Exercise
Give every line back verbatim, dropping all images.

[Stored items]
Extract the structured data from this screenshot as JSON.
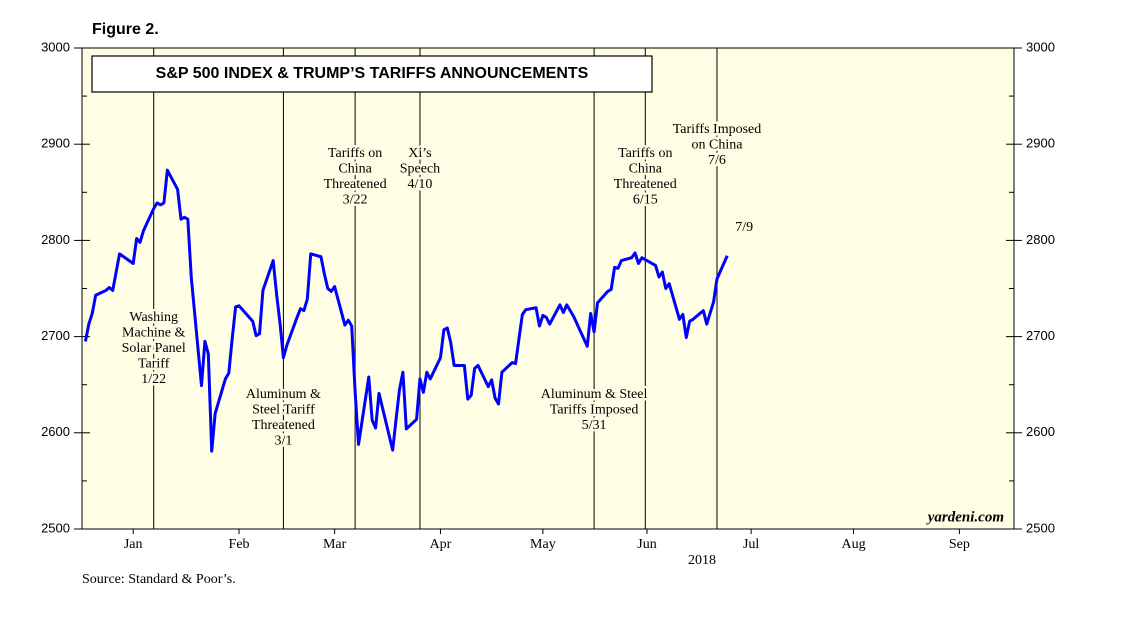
{
  "chart_data": {
    "type": "line",
    "figure_label": "Figure 2.",
    "title": "S&P 500 INDEX & TRUMP’S TARIFFS ANNOUNCEMENTS",
    "xlabel": "2018",
    "source": "Source: Standard & Poor’s.",
    "watermark": "yardeni.com",
    "end_label": "7/9",
    "color": "#0000ff",
    "xlim": [
      0,
      273
    ],
    "xticks": [
      {
        "value": 15,
        "label": "Jan"
      },
      {
        "value": 46,
        "label": "Feb"
      },
      {
        "value": 74,
        "label": "Mar"
      },
      {
        "value": 105,
        "label": "Apr"
      },
      {
        "value": 135,
        "label": "May"
      },
      {
        "value": 165.5,
        "label": "Jun"
      },
      {
        "value": 196,
        "label": "Jul"
      },
      {
        "value": 226,
        "label": "Aug"
      },
      {
        "value": 257,
        "label": "Sep"
      }
    ],
    "ylim": [
      2500,
      3000
    ],
    "yticks": [
      2500,
      2600,
      2700,
      2800,
      2900,
      3000
    ],
    "x": [
      1,
      2,
      3,
      4,
      7,
      8,
      9,
      10,
      11,
      15,
      16,
      17,
      18,
      21,
      22,
      23,
      24,
      25,
      28,
      29,
      30,
      31,
      32,
      35,
      36,
      37,
      38,
      39,
      42,
      43,
      44,
      45,
      46,
      50,
      51,
      52,
      53,
      56,
      57,
      58,
      59,
      60,
      63,
      64,
      65,
      66,
      67,
      70,
      71,
      72,
      73,
      74,
      77,
      78,
      79,
      80,
      81,
      84,
      85,
      86,
      87,
      91,
      92,
      93,
      94,
      95,
      98,
      99,
      100,
      101,
      102,
      105,
      106,
      107,
      108,
      109,
      112,
      113,
      114,
      115,
      116,
      119,
      120,
      121,
      122,
      123,
      126,
      127,
      128,
      129,
      130,
      133,
      134,
      135,
      136,
      137,
      140,
      141,
      142,
      143,
      144,
      148,
      149,
      150,
      151,
      154,
      155,
      156,
      157,
      158,
      161,
      162,
      163,
      164,
      165,
      168,
      169,
      170,
      171,
      172,
      175,
      176,
      177,
      178,
      179,
      182,
      183,
      185,
      186,
      189
    ],
    "values": [
      2695,
      2713,
      2724,
      2743,
      2748,
      2751,
      2748,
      2767,
      2786,
      2776,
      2802,
      2798,
      2810,
      2833,
      2839,
      2837,
      2839,
      2873,
      2853,
      2822,
      2824,
      2822,
      2762,
      2649,
      2695,
      2682,
      2581,
      2620,
      2656,
      2662,
      2698,
      2731,
      2732,
      2716,
      2701,
      2703,
      2748,
      2779,
      2744,
      2714,
      2678,
      2691,
      2720,
      2729,
      2727,
      2739,
      2786,
      2783,
      2765,
      2750,
      2747,
      2752,
      2712,
      2717,
      2711,
      2643,
      2588,
      2658,
      2613,
      2605,
      2641,
      2582,
      2614,
      2645,
      2663,
      2604,
      2614,
      2656,
      2642,
      2663,
      2656,
      2678,
      2707,
      2709,
      2694,
      2670,
      2670,
      2635,
      2639,
      2667,
      2670,
      2648,
      2655,
      2636,
      2630,
      2663,
      2673,
      2672,
      2698,
      2723,
      2728,
      2730,
      2711,
      2722,
      2720,
      2713,
      2733,
      2725,
      2733,
      2727,
      2721,
      2690,
      2724,
      2705,
      2735,
      2747,
      2749,
      2772,
      2771,
      2779,
      2782,
      2787,
      2776,
      2782,
      2780,
      2774,
      2762,
      2767,
      2750,
      2755,
      2718,
      2723,
      2699,
      2716,
      2718,
      2727,
      2713,
      2736,
      2760,
      2784
    ],
    "annotations": [
      {
        "x": 21,
        "lines": [
          "Washing",
          "Machine &",
          "Solar Panel",
          "Tariff",
          "1/22"
        ]
      },
      {
        "x": 59,
        "lines": [
          "Aluminum &",
          "Steel Tariff",
          "Threatened",
          "3/1"
        ]
      },
      {
        "x": 80,
        "lines": [
          "Tariffs on",
          "China",
          "Threatened",
          "3/22"
        ]
      },
      {
        "x": 99,
        "lines": [
          "Xi’s",
          "Speech",
          "4/10"
        ]
      },
      {
        "x": 150,
        "lines": [
          "Aluminum & Steel",
          "Tariffs Imposed",
          "5/31"
        ]
      },
      {
        "x": 165,
        "lines": [
          "Tariffs on",
          "China",
          "Threatened",
          "6/15"
        ]
      },
      {
        "x": 186,
        "lines": [
          "Tariffs Imposed",
          "on China",
          "7/6"
        ]
      }
    ]
  }
}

Response
Extract the structured data from this screenshot as JSON.
{
  "chart_data": {
    "type": "line",
    "figure_label": "Figure 2.",
    "title": "S&P 500 INDEX & TRUMP’S TARIFFS ANNOUNCEMENTS",
    "xlabel": "2018",
    "source": "Source: Standard & Poor’s.",
    "watermark": "yardeni.com",
    "end_label": "7/9",
    "color": "#0000ff",
    "xlim": [
      0,
      273
    ],
    "xticks": [
      {
        "value": 15,
        "label": "Jan"
      },
      {
        "value": 46,
        "label": "Feb"
      },
      {
        "value": 74,
        "label": "Mar"
      },
      {
        "value": 105,
        "label": "Apr"
      },
      {
        "value": 135,
        "label": "May"
      },
      {
        "value": 165.5,
        "label": "Jun"
      },
      {
        "value": 196,
        "label": "Jul"
      },
      {
        "value": 226,
        "label": "Aug"
      },
      {
        "value": 257,
        "label": "Sep"
      }
    ],
    "ylim": [
      2500,
      3000
    ],
    "yticks": [
      2500,
      2600,
      2700,
      2800,
      2900,
      3000
    ],
    "x": [
      1,
      2,
      3,
      4,
      7,
      8,
      9,
      10,
      11,
      15,
      16,
      17,
      18,
      21,
      22,
      23,
      24,
      25,
      28,
      29,
      30,
      31,
      32,
      35,
      36,
      37,
      38,
      39,
      42,
      43,
      44,
      45,
      46,
      50,
      51,
      52,
      53,
      56,
      57,
      58,
      59,
      60,
      63,
      64,
      65,
      66,
      67,
      70,
      71,
      72,
      73,
      74,
      77,
      78,
      79,
      80,
      81,
      84,
      85,
      86,
      87,
      91,
      92,
      93,
      94,
      95,
      98,
      99,
      100,
      101,
      102,
      105,
      106,
      107,
      108,
      109,
      112,
      113,
      114,
      115,
      116,
      119,
      120,
      121,
      122,
      123,
      126,
      127,
      128,
      129,
      130,
      133,
      134,
      135,
      136,
      137,
      140,
      141,
      142,
      143,
      144,
      148,
      149,
      150,
      151,
      154,
      155,
      156,
      157,
      158,
      161,
      162,
      163,
      164,
      165,
      168,
      169,
      170,
      171,
      172,
      175,
      176,
      177,
      178,
      179,
      182,
      183,
      185,
      186,
      189
    ],
    "values": [
      2695,
      2713,
      2724,
      2743,
      2748,
      2751,
      2748,
      2767,
      2786,
      2776,
      2802,
      2798,
      2810,
      2833,
      2839,
      2837,
      2839,
      2873,
      2853,
      2822,
      2824,
      2822,
      2762,
      2649,
      2695,
      2682,
      2581,
      2620,
      2656,
      2662,
      2698,
      2731,
      2732,
      2716,
      2701,
      2703,
      2748,
      2779,
      2744,
      2714,
      2678,
      2691,
      2720,
      2729,
      2727,
      2739,
      2786,
      2783,
      2765,
      2750,
      2747,
      2752,
      2712,
      2717,
      2711,
      2643,
      2588,
      2658,
      2613,
      2605,
      2641,
      2582,
      2614,
      2645,
      2663,
      2604,
      2614,
      2656,
      2642,
      2663,
      2656,
      2678,
      2707,
      2709,
      2694,
      2670,
      2670,
      2635,
      2639,
      2667,
      2670,
      2648,
      2655,
      2636,
      2630,
      2663,
      2673,
      2672,
      2698,
      2723,
      2728,
      2730,
      2711,
      2722,
      2720,
      2713,
      2733,
      2725,
      2733,
      2727,
      2721,
      2690,
      2724,
      2705,
      2735,
      2747,
      2749,
      2772,
      2771,
      2779,
      2782,
      2787,
      2776,
      2782,
      2780,
      2774,
      2762,
      2767,
      2750,
      2755,
      2718,
      2723,
      2699,
      2716,
      2718,
      2727,
      2713,
      2736,
      2760,
      2784
    ],
    "annotations": [
      {
        "x": 21,
        "lines": [
          "Washing",
          "Machine &",
          "Solar Panel",
          "Tariff",
          "1/22"
        ]
      },
      {
        "x": 59,
        "lines": [
          "Aluminum &",
          "Steel Tariff",
          "Threatened",
          "3/1"
        ]
      },
      {
        "x": 80,
        "lines": [
          "Tariffs on",
          "China",
          "Threatened",
          "3/22"
        ]
      },
      {
        "x": 99,
        "lines": [
          "Xi’s",
          "Speech",
          "4/10"
        ]
      },
      {
        "x": 150,
        "lines": [
          "Aluminum & Steel",
          "Tariffs Imposed",
          "5/31"
        ]
      },
      {
        "x": 165,
        "lines": [
          "Tariffs on",
          "China",
          "Threatened",
          "6/15"
        ]
      },
      {
        "x": 186,
        "lines": [
          "Tariffs Imposed",
          "on China",
          "7/6"
        ]
      }
    ]
  }
}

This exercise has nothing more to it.